### Task directions
From the records below, pull each line that has "Land".

### Dataset records
Start

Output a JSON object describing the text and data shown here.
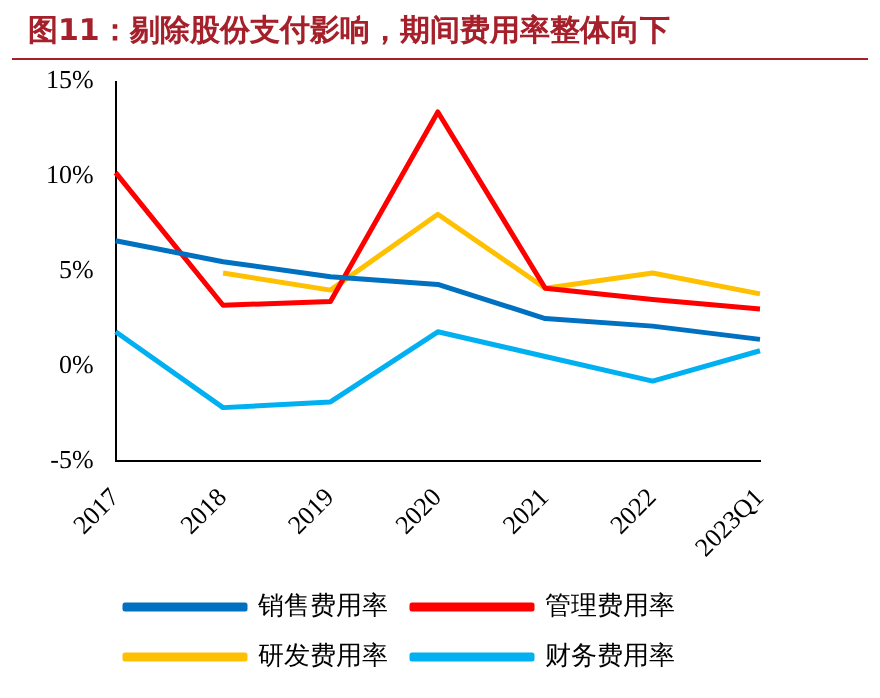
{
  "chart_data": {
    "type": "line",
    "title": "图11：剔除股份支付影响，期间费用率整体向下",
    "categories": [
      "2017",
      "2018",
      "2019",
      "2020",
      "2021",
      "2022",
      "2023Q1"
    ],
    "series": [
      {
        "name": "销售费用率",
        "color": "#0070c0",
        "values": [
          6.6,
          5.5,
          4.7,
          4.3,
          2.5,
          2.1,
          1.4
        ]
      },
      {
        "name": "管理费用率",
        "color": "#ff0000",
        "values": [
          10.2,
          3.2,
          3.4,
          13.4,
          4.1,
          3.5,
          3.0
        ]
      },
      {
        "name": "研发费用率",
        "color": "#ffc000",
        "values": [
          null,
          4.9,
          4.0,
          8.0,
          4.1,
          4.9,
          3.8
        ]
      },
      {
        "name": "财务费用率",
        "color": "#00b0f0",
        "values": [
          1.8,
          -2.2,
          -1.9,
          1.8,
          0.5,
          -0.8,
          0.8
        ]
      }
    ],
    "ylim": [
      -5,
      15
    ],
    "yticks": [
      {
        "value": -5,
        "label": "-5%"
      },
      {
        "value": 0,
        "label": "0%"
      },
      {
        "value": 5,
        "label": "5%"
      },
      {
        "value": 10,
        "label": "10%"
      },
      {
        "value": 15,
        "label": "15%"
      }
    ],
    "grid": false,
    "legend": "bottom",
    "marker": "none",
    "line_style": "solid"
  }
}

End
Start

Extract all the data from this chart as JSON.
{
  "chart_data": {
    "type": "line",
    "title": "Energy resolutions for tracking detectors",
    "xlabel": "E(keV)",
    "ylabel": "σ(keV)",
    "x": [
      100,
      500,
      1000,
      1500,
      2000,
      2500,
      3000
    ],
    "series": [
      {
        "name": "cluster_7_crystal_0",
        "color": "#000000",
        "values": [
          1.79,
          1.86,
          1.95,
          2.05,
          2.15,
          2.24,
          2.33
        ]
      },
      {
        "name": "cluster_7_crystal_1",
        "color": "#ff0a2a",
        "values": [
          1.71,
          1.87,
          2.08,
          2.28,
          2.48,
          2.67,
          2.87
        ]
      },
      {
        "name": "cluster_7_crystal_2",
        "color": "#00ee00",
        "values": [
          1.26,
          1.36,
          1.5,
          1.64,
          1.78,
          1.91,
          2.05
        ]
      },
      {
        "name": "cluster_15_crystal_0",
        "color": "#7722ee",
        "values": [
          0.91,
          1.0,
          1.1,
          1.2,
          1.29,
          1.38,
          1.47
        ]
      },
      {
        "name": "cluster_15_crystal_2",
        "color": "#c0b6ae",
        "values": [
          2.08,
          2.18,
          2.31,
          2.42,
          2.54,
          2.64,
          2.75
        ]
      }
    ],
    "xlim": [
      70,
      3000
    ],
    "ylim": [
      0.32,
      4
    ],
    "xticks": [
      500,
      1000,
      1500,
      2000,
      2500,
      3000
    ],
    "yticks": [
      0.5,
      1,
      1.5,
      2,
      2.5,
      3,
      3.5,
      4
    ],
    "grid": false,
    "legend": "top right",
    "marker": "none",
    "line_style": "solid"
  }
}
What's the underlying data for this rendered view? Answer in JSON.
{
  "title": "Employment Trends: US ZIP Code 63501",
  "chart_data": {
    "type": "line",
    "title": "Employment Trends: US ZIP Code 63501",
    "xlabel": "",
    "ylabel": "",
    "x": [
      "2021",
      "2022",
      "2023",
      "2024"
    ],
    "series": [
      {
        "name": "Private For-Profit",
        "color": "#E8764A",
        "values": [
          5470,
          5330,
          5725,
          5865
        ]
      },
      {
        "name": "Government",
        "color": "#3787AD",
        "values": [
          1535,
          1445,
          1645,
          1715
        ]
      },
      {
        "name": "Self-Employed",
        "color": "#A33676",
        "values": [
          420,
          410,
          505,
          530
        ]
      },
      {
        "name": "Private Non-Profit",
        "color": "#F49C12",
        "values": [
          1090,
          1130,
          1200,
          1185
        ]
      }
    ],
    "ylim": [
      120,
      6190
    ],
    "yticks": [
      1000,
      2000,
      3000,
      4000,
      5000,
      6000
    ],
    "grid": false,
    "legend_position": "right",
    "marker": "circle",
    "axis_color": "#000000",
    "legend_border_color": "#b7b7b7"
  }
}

End
Start

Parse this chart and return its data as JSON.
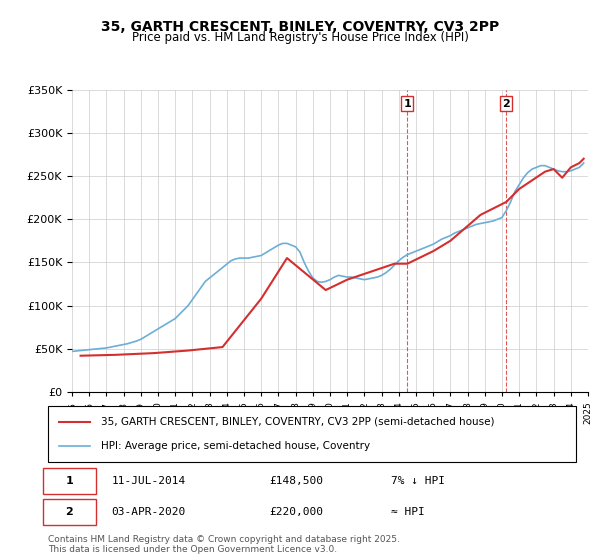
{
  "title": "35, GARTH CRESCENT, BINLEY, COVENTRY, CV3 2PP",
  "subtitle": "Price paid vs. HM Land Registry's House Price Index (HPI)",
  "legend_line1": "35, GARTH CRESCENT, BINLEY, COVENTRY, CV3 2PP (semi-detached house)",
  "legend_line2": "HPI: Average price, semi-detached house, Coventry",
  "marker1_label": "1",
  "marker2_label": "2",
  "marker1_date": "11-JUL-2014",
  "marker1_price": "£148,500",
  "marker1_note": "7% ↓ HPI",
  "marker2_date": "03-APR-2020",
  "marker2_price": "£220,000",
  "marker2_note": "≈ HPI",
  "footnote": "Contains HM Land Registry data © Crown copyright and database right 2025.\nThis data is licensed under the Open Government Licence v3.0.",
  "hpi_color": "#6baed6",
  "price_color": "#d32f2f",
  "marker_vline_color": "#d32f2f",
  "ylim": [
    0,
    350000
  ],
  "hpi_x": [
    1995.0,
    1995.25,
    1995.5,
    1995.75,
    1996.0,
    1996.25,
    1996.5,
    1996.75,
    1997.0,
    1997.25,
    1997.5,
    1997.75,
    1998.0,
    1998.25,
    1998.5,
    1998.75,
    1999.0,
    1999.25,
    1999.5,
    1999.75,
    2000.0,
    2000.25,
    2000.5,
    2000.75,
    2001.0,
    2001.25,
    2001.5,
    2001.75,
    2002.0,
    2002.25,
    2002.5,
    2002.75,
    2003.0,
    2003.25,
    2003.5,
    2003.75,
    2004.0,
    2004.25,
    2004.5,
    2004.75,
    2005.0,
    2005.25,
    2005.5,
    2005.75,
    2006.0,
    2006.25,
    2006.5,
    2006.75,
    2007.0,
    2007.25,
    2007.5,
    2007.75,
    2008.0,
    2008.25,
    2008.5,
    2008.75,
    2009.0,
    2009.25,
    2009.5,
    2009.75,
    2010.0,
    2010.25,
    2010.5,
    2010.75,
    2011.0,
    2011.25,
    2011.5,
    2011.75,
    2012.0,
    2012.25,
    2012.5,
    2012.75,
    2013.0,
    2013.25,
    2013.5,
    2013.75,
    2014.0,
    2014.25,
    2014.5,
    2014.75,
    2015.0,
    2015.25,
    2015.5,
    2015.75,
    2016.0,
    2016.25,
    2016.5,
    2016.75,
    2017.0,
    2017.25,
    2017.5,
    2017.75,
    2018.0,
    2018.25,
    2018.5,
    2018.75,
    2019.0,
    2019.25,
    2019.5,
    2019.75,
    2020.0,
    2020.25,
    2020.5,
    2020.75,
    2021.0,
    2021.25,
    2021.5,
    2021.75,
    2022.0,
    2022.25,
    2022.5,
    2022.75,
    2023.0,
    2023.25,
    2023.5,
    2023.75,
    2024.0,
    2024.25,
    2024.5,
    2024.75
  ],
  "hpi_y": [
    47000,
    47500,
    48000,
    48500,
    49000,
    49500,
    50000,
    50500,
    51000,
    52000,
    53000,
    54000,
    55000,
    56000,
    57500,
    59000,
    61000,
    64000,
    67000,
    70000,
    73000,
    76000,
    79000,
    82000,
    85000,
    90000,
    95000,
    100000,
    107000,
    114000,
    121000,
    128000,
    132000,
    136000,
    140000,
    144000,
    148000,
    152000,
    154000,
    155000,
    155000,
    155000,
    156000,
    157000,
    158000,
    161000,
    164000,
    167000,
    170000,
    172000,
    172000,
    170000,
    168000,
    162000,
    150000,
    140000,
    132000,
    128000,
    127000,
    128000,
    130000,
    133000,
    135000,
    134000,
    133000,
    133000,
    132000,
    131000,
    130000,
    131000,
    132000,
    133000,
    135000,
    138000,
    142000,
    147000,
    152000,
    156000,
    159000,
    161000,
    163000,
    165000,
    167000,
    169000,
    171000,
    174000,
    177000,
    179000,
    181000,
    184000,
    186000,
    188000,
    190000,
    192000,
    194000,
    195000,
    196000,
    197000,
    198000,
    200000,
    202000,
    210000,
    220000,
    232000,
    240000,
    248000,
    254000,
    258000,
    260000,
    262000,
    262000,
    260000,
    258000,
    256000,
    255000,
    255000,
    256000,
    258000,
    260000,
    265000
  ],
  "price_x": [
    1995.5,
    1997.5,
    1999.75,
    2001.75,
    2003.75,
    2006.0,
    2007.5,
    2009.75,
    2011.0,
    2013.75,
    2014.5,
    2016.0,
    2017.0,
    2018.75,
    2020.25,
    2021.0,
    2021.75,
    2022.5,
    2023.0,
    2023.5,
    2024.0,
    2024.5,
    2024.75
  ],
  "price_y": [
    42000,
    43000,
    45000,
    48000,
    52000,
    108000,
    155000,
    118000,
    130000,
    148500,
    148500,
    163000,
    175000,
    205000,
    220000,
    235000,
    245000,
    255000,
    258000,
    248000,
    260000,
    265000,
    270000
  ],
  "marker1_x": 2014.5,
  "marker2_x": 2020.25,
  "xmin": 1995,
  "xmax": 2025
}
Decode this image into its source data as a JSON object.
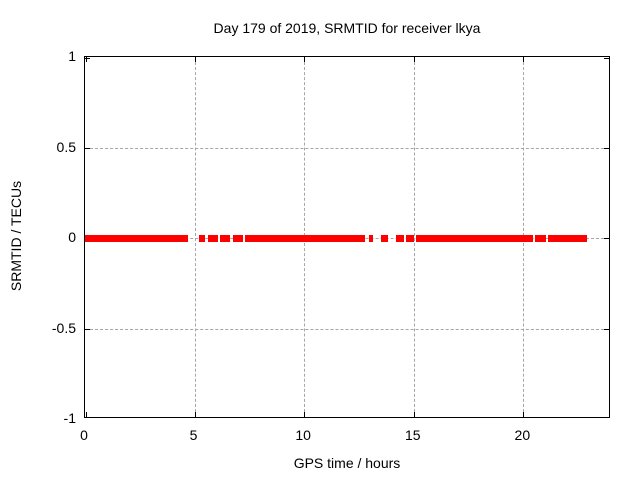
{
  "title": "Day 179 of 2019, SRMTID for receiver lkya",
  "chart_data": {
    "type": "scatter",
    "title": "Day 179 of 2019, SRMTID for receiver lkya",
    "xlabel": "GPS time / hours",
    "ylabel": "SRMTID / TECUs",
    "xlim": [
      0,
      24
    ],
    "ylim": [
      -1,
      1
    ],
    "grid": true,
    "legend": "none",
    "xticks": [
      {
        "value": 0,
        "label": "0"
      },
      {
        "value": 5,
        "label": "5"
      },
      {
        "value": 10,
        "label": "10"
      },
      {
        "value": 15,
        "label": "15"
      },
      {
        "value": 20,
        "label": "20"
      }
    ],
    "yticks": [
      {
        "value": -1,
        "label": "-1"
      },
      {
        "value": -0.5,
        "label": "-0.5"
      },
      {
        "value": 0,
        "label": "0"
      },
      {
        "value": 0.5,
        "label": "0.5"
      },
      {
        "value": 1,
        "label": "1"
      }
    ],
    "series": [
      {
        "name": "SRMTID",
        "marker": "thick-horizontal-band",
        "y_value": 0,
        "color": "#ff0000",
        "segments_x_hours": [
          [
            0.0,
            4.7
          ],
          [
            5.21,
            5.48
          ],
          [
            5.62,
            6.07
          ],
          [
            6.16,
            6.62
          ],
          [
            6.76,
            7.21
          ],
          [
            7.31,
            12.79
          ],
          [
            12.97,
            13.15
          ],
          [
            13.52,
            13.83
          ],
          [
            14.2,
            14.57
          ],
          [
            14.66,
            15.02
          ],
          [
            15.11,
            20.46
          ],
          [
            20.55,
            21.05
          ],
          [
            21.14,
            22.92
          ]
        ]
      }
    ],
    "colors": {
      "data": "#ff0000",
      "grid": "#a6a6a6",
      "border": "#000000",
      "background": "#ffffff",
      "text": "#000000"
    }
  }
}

End

### Result of this task
  "subtitle": "Price paid vs. HM Land Registry's House Price Index (HPI)",
  "footnote": "Contains HM Land Registry data © Crown copyright and database right 2025.\nThis data is licensed under the Open Government Licence v3.0.",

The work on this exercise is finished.